(Figure contents as structured data)
===============
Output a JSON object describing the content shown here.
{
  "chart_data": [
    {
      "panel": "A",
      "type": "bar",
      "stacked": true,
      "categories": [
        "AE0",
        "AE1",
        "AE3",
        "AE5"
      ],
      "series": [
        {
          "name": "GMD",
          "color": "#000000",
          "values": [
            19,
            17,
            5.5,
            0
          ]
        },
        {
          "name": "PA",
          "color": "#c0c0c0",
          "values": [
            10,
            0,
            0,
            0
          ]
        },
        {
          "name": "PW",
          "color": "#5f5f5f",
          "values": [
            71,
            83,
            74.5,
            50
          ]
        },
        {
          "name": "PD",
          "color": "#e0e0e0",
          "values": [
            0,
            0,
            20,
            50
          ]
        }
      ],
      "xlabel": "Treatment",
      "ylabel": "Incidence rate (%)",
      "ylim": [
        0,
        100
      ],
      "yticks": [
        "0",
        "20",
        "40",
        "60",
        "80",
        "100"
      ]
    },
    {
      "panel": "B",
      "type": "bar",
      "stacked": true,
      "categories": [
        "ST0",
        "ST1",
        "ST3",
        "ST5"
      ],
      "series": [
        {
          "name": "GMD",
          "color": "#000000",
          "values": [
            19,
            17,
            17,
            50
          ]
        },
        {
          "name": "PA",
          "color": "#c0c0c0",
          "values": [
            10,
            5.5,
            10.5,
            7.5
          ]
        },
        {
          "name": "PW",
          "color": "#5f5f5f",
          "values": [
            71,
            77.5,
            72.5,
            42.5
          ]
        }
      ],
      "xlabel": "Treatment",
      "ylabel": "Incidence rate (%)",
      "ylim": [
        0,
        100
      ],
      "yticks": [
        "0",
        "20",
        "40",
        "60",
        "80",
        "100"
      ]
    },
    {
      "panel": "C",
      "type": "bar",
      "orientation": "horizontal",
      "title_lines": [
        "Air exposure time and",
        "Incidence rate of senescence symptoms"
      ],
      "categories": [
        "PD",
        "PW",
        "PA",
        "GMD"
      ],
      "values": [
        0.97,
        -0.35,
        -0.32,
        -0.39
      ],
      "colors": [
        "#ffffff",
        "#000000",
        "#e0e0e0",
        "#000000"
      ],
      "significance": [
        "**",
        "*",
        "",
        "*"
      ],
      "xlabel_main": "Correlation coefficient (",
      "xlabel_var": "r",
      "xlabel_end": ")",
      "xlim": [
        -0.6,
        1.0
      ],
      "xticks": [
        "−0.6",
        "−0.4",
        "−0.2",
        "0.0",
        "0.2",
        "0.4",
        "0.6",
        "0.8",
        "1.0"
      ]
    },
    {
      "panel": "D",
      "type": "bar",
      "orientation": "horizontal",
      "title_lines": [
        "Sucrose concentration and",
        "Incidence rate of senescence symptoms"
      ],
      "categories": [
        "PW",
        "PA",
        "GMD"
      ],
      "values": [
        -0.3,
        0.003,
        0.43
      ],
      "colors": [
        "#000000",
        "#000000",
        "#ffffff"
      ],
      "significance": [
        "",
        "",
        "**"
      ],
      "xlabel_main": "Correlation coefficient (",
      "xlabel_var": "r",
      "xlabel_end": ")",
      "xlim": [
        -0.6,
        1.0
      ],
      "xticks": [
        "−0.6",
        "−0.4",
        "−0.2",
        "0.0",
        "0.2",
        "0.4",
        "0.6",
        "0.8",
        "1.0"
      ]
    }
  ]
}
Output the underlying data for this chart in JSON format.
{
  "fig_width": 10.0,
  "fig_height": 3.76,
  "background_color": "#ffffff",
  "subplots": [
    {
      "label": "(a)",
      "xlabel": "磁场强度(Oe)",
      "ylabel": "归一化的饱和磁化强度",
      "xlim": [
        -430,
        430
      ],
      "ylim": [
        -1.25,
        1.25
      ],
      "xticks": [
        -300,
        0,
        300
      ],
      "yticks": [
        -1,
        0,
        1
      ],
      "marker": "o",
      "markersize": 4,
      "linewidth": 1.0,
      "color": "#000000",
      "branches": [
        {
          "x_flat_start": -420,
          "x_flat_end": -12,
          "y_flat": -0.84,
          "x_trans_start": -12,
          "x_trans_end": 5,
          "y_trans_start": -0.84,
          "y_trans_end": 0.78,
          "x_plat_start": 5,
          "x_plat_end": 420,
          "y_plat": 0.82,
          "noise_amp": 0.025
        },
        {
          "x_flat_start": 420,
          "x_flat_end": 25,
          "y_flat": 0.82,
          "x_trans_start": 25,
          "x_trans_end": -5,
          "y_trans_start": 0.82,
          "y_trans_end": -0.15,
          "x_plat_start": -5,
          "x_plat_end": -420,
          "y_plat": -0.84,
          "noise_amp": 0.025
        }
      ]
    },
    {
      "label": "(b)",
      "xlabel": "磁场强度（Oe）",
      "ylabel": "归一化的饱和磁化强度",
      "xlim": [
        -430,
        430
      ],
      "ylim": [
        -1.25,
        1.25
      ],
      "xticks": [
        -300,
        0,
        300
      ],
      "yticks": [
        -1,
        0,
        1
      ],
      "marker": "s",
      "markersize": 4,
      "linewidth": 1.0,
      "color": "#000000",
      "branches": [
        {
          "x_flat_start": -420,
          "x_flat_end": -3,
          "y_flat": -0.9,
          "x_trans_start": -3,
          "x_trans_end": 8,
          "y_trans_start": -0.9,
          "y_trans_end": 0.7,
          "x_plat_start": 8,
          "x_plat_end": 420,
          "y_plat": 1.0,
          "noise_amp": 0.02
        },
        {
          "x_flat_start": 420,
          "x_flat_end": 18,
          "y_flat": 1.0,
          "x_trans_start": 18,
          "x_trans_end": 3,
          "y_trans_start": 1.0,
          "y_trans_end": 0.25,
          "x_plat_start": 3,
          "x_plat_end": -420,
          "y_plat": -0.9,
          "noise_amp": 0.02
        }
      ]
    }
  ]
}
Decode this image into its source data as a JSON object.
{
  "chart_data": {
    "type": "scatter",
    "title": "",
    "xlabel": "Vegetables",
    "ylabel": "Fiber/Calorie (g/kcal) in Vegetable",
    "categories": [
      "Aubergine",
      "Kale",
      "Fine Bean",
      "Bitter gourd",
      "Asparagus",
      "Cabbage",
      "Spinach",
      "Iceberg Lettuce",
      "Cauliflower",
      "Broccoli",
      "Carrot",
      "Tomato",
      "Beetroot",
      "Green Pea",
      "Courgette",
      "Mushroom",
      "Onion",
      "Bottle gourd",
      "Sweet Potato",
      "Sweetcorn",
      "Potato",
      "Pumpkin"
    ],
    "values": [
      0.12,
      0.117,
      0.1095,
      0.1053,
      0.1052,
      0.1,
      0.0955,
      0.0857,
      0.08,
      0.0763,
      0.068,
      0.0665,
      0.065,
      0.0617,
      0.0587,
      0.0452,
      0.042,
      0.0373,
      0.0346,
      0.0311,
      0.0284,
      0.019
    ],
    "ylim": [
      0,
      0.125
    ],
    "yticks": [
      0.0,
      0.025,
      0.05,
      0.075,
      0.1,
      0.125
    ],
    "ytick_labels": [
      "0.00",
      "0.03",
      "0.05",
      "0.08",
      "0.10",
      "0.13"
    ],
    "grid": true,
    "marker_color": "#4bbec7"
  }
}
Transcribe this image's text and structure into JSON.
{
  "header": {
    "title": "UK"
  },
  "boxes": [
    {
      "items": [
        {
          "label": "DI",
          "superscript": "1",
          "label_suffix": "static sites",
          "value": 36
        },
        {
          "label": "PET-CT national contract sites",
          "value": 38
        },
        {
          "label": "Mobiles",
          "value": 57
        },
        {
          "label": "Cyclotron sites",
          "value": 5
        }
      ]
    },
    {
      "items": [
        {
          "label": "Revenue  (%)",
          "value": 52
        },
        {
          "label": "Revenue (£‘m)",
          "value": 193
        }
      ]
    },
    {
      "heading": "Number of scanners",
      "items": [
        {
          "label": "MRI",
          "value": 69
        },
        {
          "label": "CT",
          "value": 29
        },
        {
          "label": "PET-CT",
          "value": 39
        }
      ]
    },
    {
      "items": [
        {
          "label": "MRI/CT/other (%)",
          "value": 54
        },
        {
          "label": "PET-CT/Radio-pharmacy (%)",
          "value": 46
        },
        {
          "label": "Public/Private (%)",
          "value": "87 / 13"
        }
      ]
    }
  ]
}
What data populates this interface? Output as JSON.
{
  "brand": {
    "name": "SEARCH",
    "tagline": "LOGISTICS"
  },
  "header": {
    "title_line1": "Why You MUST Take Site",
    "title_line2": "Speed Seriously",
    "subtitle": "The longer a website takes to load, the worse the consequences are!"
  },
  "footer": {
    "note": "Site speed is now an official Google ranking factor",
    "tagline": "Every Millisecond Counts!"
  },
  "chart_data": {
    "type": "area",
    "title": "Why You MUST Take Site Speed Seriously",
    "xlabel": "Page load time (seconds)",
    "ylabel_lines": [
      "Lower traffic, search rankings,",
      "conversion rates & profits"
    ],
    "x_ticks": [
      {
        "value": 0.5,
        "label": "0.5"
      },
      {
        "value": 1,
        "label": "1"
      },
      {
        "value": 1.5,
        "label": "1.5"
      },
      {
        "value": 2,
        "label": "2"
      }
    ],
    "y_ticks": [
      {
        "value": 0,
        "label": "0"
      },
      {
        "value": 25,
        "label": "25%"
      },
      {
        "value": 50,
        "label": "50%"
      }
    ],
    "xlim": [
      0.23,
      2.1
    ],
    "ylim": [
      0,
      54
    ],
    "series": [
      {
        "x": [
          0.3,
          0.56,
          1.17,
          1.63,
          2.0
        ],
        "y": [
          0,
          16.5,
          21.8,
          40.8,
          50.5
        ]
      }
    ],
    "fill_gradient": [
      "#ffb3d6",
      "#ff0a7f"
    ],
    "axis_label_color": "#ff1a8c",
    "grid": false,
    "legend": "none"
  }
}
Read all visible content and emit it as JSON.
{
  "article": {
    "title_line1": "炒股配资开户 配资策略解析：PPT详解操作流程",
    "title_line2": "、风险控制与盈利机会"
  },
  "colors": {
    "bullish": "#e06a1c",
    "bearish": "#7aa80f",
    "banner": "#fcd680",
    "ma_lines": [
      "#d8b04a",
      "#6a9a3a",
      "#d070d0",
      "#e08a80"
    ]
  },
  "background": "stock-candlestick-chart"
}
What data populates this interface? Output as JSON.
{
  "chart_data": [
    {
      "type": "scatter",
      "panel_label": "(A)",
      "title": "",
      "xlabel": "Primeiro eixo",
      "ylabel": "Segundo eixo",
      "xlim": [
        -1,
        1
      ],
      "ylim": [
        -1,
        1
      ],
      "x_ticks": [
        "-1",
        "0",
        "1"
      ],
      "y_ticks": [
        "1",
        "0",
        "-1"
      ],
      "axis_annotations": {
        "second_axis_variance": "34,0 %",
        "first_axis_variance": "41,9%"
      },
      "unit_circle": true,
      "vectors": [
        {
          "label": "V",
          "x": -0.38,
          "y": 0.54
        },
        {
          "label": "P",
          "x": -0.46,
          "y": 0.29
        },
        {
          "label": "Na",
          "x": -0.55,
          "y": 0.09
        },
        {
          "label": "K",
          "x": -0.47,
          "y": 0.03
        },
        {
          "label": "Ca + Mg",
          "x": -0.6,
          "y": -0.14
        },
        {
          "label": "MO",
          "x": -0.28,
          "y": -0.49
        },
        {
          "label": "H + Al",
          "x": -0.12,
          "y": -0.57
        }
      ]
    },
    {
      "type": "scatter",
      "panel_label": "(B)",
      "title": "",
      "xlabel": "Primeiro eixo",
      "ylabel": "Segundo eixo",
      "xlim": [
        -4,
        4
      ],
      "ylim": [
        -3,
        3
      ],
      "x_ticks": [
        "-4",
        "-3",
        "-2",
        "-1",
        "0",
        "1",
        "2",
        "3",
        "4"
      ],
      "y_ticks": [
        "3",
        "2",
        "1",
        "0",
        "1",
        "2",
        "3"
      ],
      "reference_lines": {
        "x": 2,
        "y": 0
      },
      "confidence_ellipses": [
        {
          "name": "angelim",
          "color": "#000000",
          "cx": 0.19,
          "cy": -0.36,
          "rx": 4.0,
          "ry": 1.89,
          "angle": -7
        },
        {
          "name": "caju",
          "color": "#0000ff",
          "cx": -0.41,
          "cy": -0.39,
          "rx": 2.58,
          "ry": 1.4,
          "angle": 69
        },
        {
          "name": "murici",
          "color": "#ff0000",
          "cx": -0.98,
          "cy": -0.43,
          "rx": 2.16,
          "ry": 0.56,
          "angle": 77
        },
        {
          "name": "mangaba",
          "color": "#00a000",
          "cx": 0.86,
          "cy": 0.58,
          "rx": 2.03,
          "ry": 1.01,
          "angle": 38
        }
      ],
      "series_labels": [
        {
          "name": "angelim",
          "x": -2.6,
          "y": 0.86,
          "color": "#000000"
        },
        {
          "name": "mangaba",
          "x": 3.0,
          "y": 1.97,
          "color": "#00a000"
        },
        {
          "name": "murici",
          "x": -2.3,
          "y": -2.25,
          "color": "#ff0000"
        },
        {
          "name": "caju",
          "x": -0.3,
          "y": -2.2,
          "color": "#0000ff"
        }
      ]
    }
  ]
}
===============
» Objective
Find and copy every line in the entries above where the string "tagline" occurs.

» Task result
    "tagline": "LOGISTICS"
    "tagline": "Every Millisecond Counts!"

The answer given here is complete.